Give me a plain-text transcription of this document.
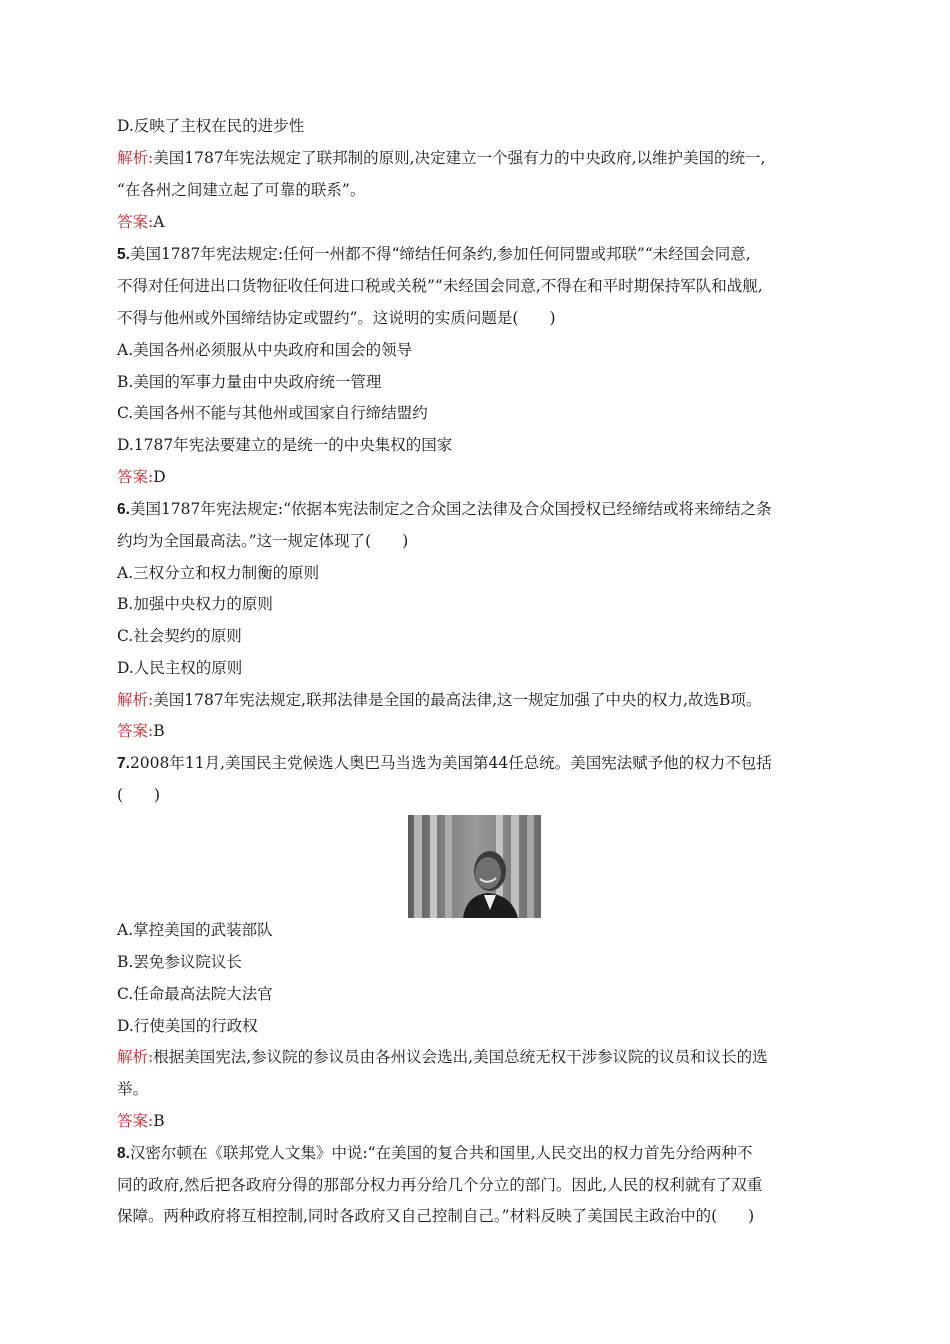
D.反映了主权在民的进步性
解析:美国1787年宪法规定了联邦制的原则,决定建立一个强有力的中央政府,以维护美国的统一,
“在各州之间建立起了可靠的联系”。
答案:A
5.美国1787年宪法规定:任何一州都不得“缔结任何条约,参加任何同盟或邦联”“未经国会同意,
不得对任何进出口货物征收任何进口税或关税”“未经国会同意,不得在和平时期保持军队和战舰,
不得与他州或外国缔结协定或盟约”。这说明的实质问题是(　　)
A.美国各州必须服从中央政府和国会的领导
B.美国的军事力量由中央政府统一管理
C.美国各州不能与其他州或国家自行缔结盟约
D.1787年宪法要建立的是统一的中央集权的国家
答案:D
6.美国1787年宪法规定:“依据本宪法制定之合众国之法律及合众国授权已经缔结或将来缔结之条
约均为全国最高法。”这一规定体现了(　　)
A.三权分立和权力制衡的原则
B.加强中央权力的原则
C.社会契约的原则
D.人民主权的原则
解析:美国1787年宪法规定,联邦法律是全国的最高法律,这一规定加强了中央的权力,故选B项。
答案:B
7.2008年11月,美国民主党候选人奥巴马当选为美国第44任总统。美国宪法赋予他的权力不包括
(　　)
A.掌控美国的武装部队
B.罢免参议院议长
C.任命最高法院大法官
D.行使美国的行政权
解析:根据美国宪法,参议院的参议员由各州议会选出,美国总统无权干涉参议院的议员和议长的选
举。
答案:B
8.汉密尔顿在《联邦党人文集》中说:“在美国的复合共和国里,人民交出的权力首先分给两种不
同的政府,然后把各政府分得的那部分权力再分给几个分立的部门。因此,人民的权利就有了双重
保障。两种政府将互相控制,同时各政府又自己控制自己。”材料反映了美国民主政治中的(　　)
□ □ □ □
▶ BRIEF: Your task is to repeat the material above exactly, without its pictures.

▶ SOLUTION BELOW:
Give me a plain-text transcription of this document.
D.反映了主权在民的进步性
解析:美国1787年宪法规定了联邦制的原则,决定建立一个强有力的中央政府,以维护美国的统一,
“在各州之间建立起了可靠的联系”。
答案:A
5.美国1787年宪法规定:任何一州都不得“缔结任何条约,参加任何同盟或邦联”“未经国会同意,
不得对任何进出口货物征收任何进口税或关税”“未经国会同意,不得在和平时期保持军队和战舰,
不得与他州或外国缔结协定或盟约”。这说明的实质问题是(　　)
A.美国各州必须服从中央政府和国会的领导
B.美国的军事力量由中央政府统一管理
C.美国各州不能与其他州或国家自行缔结盟约
D.1787年宪法要建立的是统一的中央集权的国家
答案:D
6.美国1787年宪法规定:“依据本宪法制定之合众国之法律及合众国授权已经缔结或将来缔结之条
约均为全国最高法。”这一规定体现了(　　)
A.三权分立和权力制衡的原则
B.加强中央权力的原则
C.社会契约的原则
D.人民主权的原则
解析:美国1787年宪法规定,联邦法律是全国的最高法律,这一规定加强了中央的权力,故选B项。
答案:B
7.2008年11月,美国民主党候选人奥巴马当选为美国第44任总统。美国宪法赋予他的权力不包括
(　　)
A.掌控美国的武装部队
B.罢免参议院议长
C.任命最高法院大法官
D.行使美国的行政权
解析:根据美国宪法,参议院的参议员由各州议会选出,美国总统无权干涉参议院的议员和议长的选
举。
答案:B
8.汉密尔顿在《联邦党人文集》中说:“在美国的复合共和国里,人民交出的权力首先分给两种不
同的政府,然后把各政府分得的那部分权力再分给几个分立的部门。因此,人民的权利就有了双重
保障。两种政府将互相控制,同时各政府又自己控制自己。”材料反映了美国民主政治中的(　　)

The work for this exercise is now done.